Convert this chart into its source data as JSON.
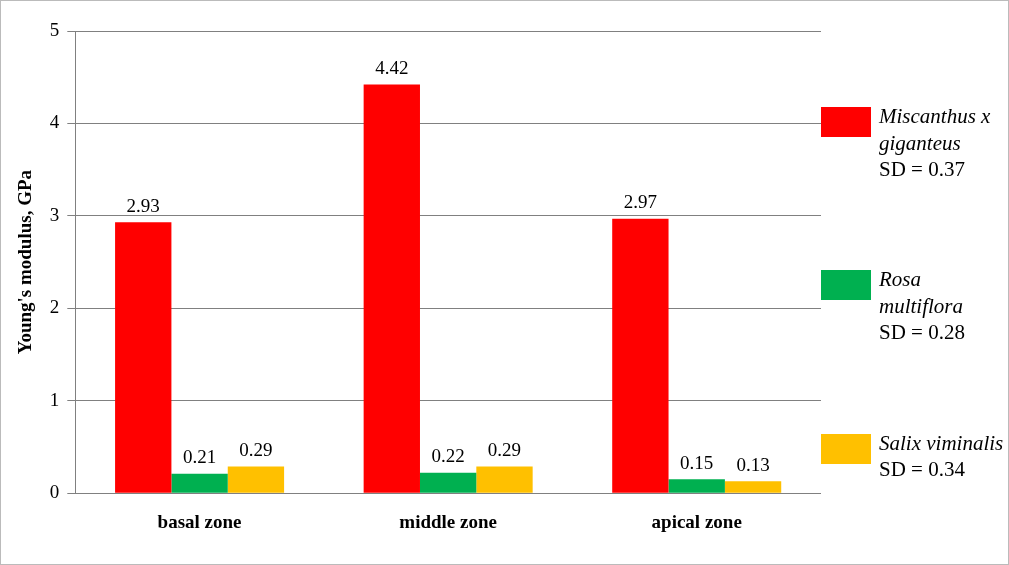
{
  "chart_data": {
    "type": "bar",
    "ylabel": "Young's modulus, GPa",
    "categories": [
      "basal zone",
      "middle zone",
      "apical zone"
    ],
    "series": [
      {
        "name": "Miscanthus x giganteus",
        "color": "#ff0000",
        "values": [
          2.93,
          4.42,
          2.97
        ]
      },
      {
        "name": "Rosa multiflora",
        "color": "#00b050",
        "values": [
          0.21,
          0.22,
          0.15
        ]
      },
      {
        "name": "Salix viminalis",
        "color": "#ffc000",
        "values": [
          0.29,
          0.29,
          0.13
        ]
      }
    ],
    "annotations": [
      "SD = 0.37",
      "SD = 0.28",
      "SD = 0.34"
    ],
    "ylim": [
      0,
      5
    ],
    "yticks": [
      0,
      1,
      2,
      3,
      4,
      5
    ],
    "grid": "y",
    "legend": "right",
    "data_labels": true
  }
}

====================

Written instruction ::
Give the entries again without a single change, but with no pictures.

Output below ::
Convert this chart into its source data as JSON.
{
  "chart_data": {
    "type": "bar",
    "ylabel": "Young's modulus, GPa",
    "categories": [
      "basal zone",
      "middle zone",
      "apical zone"
    ],
    "series": [
      {
        "name": "Miscanthus x giganteus",
        "color": "#ff0000",
        "values": [
          2.93,
          4.42,
          2.97
        ]
      },
      {
        "name": "Rosa multiflora",
        "color": "#00b050",
        "values": [
          0.21,
          0.22,
          0.15
        ]
      },
      {
        "name": "Salix viminalis",
        "color": "#ffc000",
        "values": [
          0.29,
          0.29,
          0.13
        ]
      }
    ],
    "annotations": [
      "SD = 0.37",
      "SD = 0.28",
      "SD = 0.34"
    ],
    "ylim": [
      0,
      5
    ],
    "yticks": [
      0,
      1,
      2,
      3,
      4,
      5
    ],
    "grid": "y",
    "legend": "right",
    "data_labels": true
  }
}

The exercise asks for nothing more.